Exercise data =>
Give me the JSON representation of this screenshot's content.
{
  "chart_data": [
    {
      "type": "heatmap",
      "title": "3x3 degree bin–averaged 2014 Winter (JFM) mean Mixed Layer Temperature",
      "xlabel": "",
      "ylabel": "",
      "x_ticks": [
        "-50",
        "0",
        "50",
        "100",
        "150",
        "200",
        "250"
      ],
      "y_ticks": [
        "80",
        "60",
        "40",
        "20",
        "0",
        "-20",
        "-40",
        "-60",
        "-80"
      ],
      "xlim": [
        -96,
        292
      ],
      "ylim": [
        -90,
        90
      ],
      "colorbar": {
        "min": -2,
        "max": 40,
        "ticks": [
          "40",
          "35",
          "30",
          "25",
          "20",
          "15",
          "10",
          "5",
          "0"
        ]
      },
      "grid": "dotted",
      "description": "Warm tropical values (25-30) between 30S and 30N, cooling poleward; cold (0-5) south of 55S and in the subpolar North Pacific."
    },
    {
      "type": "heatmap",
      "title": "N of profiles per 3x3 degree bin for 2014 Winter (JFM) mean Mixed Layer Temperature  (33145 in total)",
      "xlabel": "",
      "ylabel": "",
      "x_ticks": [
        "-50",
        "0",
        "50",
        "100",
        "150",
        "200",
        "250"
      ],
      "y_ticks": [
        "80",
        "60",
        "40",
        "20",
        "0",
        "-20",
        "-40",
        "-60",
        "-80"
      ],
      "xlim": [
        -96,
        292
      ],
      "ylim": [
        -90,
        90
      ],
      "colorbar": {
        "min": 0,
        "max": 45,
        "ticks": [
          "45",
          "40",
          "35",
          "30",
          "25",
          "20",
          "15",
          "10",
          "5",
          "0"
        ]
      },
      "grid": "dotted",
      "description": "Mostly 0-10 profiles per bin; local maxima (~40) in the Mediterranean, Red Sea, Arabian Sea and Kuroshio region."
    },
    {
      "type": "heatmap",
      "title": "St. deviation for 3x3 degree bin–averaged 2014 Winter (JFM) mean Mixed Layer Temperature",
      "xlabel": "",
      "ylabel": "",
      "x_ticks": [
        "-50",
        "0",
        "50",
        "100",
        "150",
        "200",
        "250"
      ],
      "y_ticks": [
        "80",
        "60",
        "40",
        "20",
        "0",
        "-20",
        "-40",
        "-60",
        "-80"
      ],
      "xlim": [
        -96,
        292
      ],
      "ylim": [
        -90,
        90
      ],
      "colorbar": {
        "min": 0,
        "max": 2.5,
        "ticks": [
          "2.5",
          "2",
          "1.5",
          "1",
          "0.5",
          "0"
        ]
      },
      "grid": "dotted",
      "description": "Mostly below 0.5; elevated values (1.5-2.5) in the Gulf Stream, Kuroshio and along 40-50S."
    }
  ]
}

Your instructions => Check each line of the records above for "title", and copy those that have it.

Written answer =>
      "title": "3x3 degree bin–averaged 2014 Winter (JFM) mean Mixed Layer Temperature",
      "title": "N of profiles per 3x3 degree bin for 2014 Winter (JFM) mean Mixed Layer Temperature  (33145 in total)",
      "title": "St. deviation for 3x3 degree bin–averaged 2014 Winter (JFM) mean Mixed Layer Temperature",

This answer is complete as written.